>> START Data listing
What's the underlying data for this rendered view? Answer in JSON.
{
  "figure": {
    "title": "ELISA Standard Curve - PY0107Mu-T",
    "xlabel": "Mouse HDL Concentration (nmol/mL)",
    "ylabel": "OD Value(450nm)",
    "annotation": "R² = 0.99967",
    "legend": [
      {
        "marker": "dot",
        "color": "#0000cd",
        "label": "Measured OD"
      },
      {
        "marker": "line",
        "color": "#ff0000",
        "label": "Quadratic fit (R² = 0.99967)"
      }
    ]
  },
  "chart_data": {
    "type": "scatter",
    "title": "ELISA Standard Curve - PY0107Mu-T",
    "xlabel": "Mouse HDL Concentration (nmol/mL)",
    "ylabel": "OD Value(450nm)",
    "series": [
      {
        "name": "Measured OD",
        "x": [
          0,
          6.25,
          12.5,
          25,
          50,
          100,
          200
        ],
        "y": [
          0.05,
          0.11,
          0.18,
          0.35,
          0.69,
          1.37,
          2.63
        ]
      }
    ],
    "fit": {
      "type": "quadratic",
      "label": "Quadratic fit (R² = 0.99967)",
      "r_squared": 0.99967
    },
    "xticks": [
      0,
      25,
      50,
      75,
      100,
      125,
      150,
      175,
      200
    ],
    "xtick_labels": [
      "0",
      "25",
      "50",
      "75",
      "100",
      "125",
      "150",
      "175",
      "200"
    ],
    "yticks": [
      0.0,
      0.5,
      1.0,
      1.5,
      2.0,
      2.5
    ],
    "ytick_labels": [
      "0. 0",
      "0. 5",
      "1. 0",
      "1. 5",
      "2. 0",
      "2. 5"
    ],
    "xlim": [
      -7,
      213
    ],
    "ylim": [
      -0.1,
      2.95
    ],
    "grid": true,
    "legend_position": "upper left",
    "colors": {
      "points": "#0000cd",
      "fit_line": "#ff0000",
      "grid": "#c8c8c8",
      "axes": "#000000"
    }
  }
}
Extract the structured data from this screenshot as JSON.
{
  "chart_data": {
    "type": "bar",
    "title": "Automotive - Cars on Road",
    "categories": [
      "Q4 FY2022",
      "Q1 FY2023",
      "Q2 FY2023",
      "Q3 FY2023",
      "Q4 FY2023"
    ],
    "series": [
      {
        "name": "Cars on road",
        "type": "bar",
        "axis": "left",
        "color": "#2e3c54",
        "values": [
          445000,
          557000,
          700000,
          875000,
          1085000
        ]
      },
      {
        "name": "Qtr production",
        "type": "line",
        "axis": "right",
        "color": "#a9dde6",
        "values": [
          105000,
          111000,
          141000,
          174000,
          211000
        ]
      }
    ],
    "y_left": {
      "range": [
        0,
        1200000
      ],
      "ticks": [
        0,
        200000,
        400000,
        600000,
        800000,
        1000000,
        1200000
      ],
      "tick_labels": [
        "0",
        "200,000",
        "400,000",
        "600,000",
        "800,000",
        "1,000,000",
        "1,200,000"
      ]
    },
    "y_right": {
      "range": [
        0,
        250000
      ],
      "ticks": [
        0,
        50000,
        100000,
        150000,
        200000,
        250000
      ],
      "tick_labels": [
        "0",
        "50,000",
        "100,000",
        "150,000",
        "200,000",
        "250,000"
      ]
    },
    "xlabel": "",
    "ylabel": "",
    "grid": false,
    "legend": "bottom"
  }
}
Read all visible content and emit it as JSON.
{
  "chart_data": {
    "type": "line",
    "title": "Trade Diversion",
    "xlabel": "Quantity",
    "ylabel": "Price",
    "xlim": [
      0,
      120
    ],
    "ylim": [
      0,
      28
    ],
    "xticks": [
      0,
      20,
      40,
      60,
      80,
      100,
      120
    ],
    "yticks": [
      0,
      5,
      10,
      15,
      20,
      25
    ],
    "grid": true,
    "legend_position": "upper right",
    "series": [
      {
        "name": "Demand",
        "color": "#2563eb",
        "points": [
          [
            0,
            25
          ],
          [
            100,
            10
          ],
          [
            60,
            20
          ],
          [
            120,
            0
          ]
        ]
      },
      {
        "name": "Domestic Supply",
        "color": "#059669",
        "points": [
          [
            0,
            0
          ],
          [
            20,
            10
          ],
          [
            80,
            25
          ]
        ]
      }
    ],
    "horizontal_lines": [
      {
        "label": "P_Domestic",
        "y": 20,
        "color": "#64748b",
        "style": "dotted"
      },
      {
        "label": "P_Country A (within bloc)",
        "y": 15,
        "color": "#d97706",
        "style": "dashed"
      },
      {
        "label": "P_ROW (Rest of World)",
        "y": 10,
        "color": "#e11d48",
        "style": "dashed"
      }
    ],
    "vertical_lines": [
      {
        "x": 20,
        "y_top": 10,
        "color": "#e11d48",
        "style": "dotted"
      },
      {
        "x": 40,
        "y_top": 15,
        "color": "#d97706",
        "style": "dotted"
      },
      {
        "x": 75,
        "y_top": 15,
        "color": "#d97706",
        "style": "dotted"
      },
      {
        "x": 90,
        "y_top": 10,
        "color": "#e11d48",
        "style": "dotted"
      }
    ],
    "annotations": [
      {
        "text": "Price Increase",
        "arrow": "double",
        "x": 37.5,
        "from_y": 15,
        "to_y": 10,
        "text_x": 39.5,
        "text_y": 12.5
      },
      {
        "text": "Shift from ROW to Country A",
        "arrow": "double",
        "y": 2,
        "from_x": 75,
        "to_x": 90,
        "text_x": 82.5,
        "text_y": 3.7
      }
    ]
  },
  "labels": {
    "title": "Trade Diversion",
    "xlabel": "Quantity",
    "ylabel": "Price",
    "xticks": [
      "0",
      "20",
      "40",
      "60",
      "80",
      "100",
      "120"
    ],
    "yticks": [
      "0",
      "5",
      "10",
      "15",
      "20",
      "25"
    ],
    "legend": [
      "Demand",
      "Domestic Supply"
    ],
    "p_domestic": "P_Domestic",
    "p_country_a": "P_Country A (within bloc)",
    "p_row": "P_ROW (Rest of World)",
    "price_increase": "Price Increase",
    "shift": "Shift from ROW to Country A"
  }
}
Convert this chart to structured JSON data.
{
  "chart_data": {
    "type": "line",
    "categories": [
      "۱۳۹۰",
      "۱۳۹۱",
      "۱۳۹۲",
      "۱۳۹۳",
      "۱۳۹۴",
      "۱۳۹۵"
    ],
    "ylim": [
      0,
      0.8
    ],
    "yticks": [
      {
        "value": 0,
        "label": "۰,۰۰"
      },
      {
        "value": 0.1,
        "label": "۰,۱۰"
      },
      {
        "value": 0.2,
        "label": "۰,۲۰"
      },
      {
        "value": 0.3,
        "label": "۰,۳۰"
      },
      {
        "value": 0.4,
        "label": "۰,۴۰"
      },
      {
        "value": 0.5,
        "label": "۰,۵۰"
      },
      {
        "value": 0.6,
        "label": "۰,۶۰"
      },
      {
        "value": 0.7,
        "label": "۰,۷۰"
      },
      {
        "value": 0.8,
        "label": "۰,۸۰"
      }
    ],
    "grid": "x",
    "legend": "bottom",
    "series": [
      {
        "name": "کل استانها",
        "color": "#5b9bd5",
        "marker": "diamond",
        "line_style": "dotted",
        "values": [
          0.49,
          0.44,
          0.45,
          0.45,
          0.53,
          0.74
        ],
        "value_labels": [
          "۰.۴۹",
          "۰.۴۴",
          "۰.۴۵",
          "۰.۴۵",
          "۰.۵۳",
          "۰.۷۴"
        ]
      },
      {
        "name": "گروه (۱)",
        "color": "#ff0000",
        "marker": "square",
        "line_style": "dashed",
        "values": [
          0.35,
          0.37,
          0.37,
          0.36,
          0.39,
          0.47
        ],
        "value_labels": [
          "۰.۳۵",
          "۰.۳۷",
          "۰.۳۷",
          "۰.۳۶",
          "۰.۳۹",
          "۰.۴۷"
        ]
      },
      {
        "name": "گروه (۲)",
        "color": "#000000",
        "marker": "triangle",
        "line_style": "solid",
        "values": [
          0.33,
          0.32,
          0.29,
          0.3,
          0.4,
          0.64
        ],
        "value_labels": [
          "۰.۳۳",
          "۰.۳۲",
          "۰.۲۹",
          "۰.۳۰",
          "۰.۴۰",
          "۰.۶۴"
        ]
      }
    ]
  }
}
>> END Data listing
● Do this
Using the listing above, show every line that includes the string "structured".

● Task solution
Extract the structured data from this screenshot as JSON.
Convert this chart to structured JSON data.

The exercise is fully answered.